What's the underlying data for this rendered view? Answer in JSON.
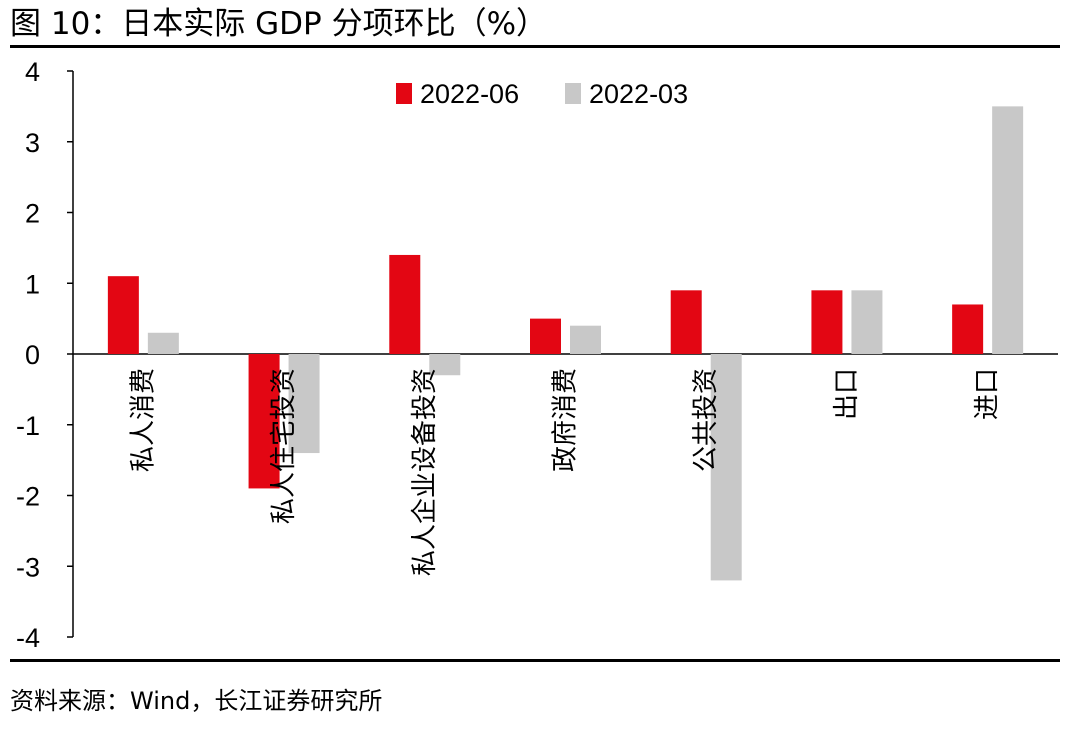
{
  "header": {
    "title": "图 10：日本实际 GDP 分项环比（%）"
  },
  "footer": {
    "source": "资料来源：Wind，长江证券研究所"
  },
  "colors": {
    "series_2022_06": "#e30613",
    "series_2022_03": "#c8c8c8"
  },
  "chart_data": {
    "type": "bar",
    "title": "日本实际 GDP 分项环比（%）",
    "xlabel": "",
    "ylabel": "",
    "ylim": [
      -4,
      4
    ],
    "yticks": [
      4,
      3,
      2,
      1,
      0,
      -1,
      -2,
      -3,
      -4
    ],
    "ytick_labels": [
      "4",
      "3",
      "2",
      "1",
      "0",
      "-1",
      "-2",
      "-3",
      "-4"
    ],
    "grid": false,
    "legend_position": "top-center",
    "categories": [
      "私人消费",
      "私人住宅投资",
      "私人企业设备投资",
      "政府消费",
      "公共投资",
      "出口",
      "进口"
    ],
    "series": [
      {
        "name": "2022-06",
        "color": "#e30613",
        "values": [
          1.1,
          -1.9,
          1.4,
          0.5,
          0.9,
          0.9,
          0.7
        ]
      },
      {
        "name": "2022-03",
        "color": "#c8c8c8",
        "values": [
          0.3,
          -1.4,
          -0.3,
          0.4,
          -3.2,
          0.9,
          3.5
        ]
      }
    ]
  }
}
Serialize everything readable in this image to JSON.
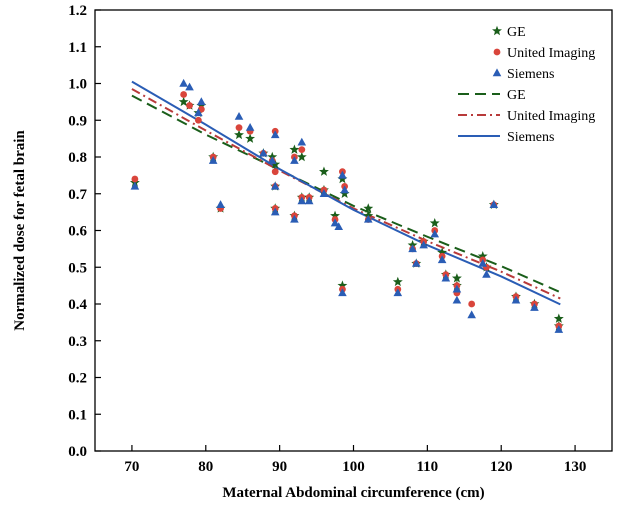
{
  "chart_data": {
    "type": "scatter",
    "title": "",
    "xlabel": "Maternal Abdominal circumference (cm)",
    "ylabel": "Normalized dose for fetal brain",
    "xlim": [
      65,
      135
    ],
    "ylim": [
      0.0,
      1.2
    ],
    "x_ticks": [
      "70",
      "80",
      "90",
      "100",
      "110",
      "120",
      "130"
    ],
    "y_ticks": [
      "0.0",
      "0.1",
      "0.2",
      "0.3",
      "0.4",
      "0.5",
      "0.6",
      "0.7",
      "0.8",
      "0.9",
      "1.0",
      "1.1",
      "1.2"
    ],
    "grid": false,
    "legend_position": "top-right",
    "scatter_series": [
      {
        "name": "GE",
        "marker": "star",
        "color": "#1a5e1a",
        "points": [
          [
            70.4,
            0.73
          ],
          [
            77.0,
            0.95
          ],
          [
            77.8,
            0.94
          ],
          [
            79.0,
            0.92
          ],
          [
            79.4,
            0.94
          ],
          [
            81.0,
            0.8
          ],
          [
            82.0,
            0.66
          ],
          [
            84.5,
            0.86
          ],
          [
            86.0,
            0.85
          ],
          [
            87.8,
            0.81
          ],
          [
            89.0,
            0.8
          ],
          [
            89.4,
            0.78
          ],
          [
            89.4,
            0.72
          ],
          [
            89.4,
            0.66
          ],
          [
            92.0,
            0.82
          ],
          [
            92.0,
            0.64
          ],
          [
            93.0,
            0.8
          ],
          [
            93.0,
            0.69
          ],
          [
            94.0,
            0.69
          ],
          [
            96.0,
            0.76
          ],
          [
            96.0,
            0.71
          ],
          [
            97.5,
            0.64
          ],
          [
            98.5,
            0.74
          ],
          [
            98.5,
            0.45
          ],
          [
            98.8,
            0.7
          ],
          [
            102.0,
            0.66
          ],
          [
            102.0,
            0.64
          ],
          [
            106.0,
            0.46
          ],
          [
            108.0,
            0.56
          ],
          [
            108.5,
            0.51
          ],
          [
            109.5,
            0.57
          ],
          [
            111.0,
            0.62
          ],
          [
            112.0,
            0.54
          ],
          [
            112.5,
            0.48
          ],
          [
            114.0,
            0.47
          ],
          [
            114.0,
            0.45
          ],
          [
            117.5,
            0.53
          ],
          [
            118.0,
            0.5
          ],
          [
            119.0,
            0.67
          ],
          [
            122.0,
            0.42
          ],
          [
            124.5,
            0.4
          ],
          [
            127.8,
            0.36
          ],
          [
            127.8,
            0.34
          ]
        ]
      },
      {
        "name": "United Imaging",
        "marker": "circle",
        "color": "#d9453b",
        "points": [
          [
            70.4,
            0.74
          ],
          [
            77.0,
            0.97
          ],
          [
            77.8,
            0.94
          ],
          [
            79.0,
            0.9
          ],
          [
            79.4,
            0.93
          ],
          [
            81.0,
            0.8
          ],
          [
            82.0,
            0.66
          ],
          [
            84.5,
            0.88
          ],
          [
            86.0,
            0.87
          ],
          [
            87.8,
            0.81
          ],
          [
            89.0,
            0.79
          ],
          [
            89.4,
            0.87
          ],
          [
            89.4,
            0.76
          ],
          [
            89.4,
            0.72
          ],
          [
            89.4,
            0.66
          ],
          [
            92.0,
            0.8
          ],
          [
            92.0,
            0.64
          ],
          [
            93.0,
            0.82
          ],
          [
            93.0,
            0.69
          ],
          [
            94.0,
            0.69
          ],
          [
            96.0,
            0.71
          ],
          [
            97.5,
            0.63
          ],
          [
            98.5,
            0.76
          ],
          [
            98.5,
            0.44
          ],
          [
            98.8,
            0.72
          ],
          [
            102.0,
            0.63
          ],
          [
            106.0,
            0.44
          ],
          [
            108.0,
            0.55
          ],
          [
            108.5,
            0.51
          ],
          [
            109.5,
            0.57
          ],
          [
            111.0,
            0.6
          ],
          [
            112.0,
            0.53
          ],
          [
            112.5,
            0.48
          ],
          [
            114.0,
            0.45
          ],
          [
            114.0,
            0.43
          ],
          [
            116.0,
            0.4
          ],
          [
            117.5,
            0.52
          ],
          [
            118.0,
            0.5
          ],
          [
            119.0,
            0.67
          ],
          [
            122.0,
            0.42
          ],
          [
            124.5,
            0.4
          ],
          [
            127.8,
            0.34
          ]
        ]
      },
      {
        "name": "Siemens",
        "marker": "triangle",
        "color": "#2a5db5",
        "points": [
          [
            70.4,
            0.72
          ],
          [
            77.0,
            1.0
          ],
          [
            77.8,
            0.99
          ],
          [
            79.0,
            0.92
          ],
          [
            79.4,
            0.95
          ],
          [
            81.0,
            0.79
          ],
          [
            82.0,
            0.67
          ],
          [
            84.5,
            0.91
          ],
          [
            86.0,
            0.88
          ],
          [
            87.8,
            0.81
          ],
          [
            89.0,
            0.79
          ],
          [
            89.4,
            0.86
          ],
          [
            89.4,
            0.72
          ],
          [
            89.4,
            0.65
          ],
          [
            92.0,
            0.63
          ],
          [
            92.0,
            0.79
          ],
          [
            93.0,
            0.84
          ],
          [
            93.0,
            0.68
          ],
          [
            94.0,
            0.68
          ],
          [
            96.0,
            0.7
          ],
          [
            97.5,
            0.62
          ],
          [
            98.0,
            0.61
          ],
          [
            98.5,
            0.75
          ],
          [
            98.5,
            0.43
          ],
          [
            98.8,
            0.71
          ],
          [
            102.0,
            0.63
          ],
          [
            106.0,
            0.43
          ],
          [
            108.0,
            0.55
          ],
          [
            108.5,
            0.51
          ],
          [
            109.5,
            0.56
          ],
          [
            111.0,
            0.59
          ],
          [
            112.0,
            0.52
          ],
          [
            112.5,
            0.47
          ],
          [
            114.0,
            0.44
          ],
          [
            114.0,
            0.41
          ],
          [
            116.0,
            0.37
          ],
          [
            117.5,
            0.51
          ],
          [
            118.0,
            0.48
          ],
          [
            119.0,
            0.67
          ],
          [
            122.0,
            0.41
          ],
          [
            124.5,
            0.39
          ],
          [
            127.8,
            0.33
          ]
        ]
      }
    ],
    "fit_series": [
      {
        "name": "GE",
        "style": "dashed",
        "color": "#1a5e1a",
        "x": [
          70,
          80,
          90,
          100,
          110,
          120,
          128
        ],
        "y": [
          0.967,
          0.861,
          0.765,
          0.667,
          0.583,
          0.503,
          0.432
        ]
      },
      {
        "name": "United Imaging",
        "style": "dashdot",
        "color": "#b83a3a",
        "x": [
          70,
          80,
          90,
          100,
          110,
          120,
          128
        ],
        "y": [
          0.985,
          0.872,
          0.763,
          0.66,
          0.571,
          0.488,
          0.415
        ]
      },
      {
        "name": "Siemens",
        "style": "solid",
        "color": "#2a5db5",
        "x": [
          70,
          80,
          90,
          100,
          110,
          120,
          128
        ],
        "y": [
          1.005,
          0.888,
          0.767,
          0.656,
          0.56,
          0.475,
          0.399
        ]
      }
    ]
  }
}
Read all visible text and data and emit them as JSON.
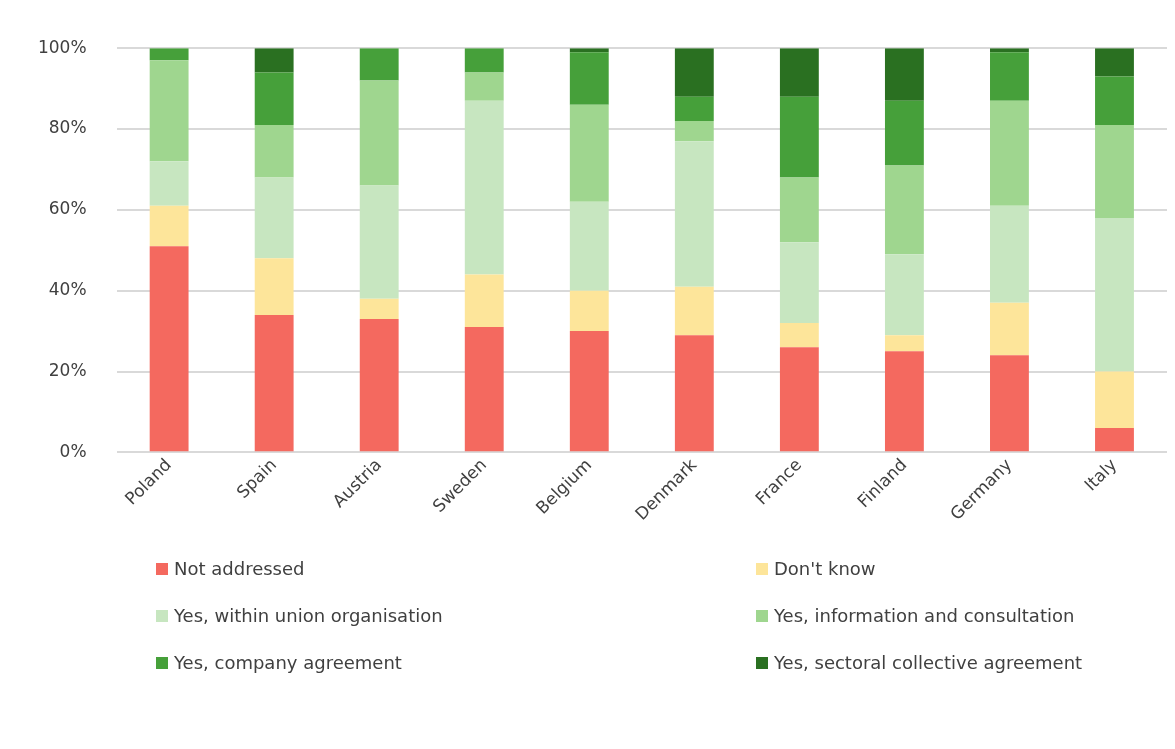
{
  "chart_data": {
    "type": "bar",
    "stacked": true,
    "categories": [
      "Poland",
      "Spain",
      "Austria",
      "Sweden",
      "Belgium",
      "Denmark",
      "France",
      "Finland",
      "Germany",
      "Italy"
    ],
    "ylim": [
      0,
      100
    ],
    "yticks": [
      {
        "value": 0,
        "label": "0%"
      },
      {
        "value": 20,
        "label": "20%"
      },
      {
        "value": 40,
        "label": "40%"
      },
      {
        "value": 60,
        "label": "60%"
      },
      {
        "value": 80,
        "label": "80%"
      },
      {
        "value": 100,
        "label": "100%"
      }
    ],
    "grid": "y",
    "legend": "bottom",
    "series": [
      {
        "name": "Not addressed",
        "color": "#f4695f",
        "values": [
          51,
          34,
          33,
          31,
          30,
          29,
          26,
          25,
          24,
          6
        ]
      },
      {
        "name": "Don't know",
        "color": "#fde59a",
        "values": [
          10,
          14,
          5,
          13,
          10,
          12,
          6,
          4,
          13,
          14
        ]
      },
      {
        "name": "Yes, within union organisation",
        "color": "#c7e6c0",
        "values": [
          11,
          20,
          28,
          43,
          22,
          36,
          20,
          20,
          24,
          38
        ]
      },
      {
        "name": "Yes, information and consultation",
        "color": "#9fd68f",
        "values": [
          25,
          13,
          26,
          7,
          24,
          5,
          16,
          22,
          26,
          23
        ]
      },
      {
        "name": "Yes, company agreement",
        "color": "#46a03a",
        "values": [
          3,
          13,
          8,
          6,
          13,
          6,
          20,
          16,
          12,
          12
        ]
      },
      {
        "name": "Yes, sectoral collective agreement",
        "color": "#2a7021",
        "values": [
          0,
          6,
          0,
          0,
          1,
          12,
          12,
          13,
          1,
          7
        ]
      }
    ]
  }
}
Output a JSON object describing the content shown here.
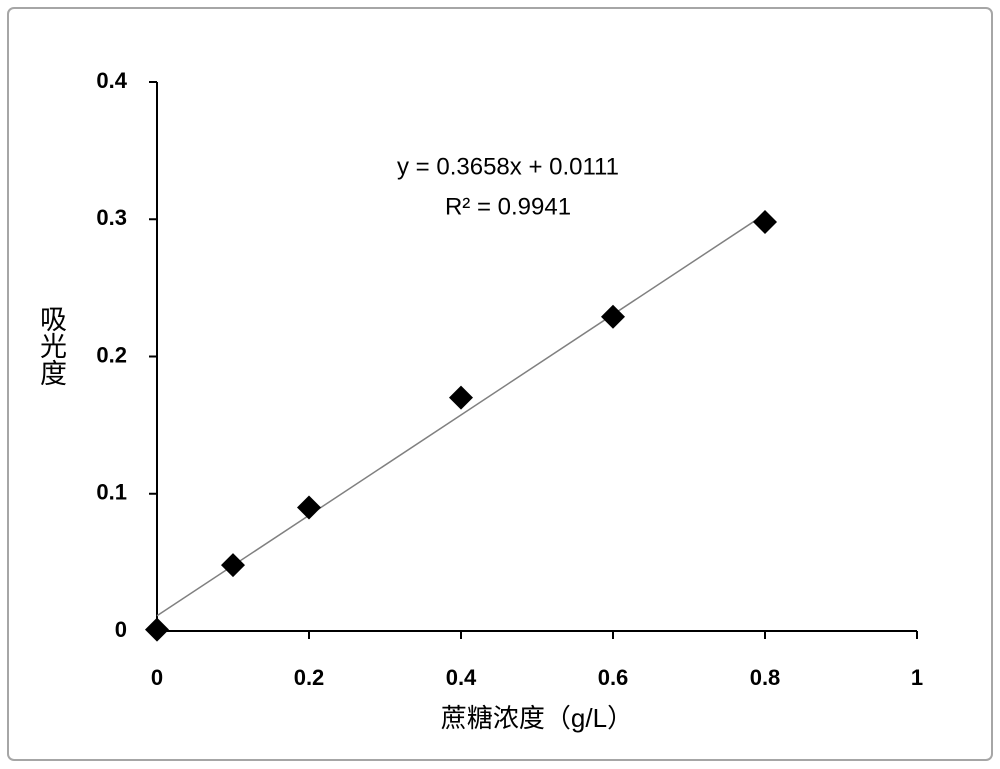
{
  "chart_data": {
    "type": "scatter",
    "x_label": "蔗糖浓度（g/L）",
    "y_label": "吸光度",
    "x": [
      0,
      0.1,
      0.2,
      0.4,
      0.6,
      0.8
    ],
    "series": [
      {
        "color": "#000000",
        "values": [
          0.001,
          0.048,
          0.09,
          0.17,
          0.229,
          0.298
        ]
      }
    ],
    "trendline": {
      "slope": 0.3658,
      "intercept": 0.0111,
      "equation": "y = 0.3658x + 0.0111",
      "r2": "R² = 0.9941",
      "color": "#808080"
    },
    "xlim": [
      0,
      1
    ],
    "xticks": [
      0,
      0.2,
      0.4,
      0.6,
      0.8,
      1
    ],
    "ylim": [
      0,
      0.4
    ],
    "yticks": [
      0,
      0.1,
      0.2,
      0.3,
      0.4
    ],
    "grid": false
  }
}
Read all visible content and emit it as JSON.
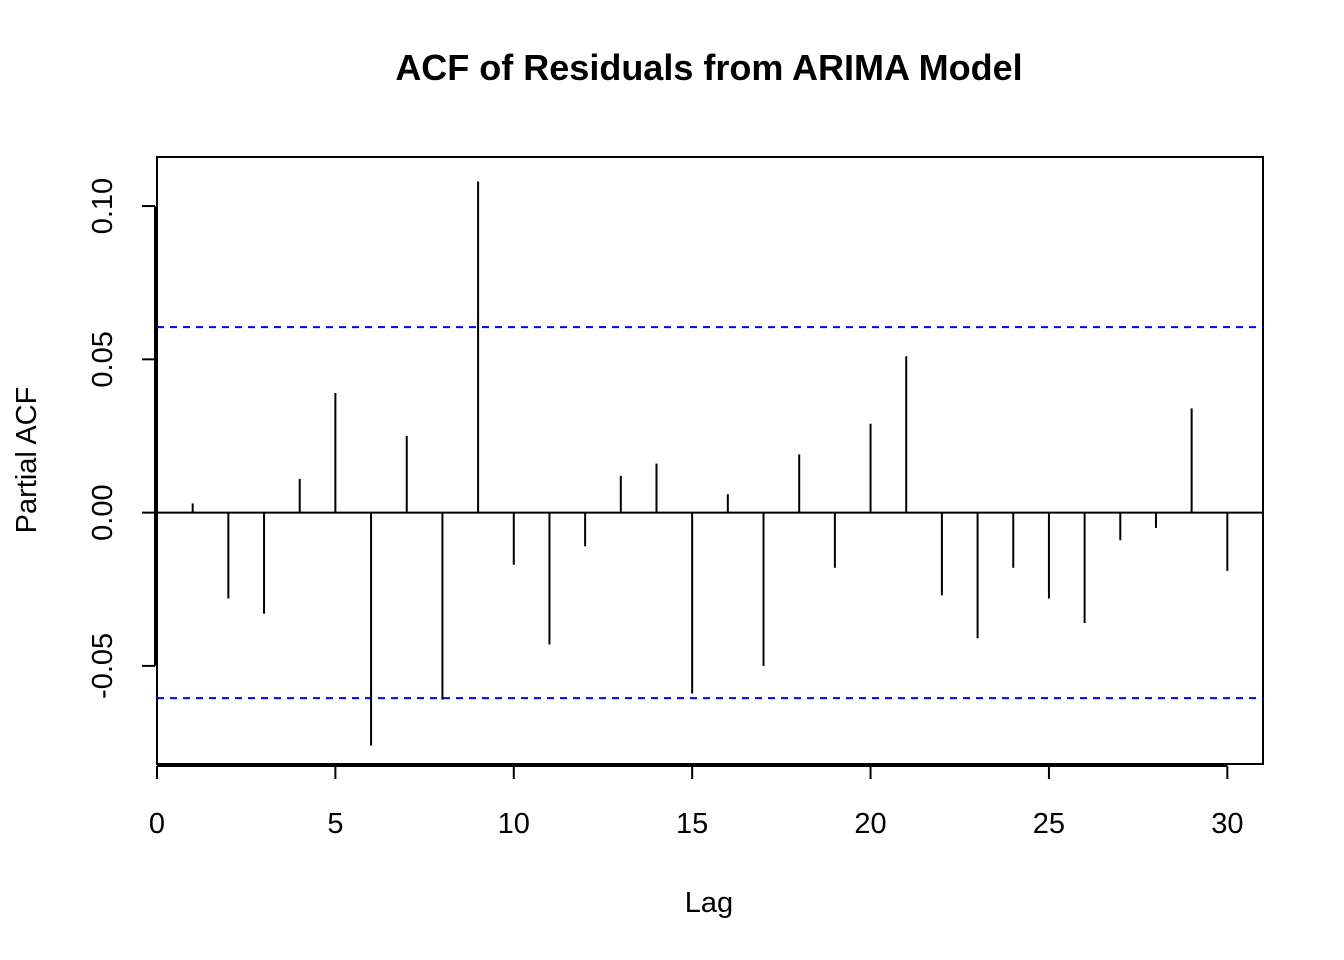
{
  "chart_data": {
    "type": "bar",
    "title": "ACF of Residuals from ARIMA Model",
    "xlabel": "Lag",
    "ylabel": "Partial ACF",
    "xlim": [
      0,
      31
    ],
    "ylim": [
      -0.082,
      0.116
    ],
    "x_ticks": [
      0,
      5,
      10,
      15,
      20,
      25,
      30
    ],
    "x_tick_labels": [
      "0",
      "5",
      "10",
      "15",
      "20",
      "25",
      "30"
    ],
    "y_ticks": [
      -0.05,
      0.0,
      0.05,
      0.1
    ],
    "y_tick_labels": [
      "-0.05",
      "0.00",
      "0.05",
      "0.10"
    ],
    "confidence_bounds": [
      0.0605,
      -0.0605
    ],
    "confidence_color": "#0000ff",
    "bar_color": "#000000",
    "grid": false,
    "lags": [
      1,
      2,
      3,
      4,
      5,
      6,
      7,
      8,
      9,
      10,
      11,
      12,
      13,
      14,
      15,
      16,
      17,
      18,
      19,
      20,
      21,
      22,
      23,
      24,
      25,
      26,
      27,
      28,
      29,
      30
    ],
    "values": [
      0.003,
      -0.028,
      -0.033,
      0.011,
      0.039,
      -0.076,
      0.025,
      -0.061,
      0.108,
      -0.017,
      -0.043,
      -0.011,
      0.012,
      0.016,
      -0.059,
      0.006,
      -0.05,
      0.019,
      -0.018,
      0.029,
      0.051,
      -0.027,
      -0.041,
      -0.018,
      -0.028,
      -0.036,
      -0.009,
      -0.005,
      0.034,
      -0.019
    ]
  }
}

::::

Filter the data, keeping only the lines that contain "title".

**Problem solution:**
    "title": "图 10：日本实际 GDP 分项环比（%）"
    "title": "日本实际 GDP 分项环比（%）",
    "title": "",
    "title": "ACF of Residuals from ARIMA Model",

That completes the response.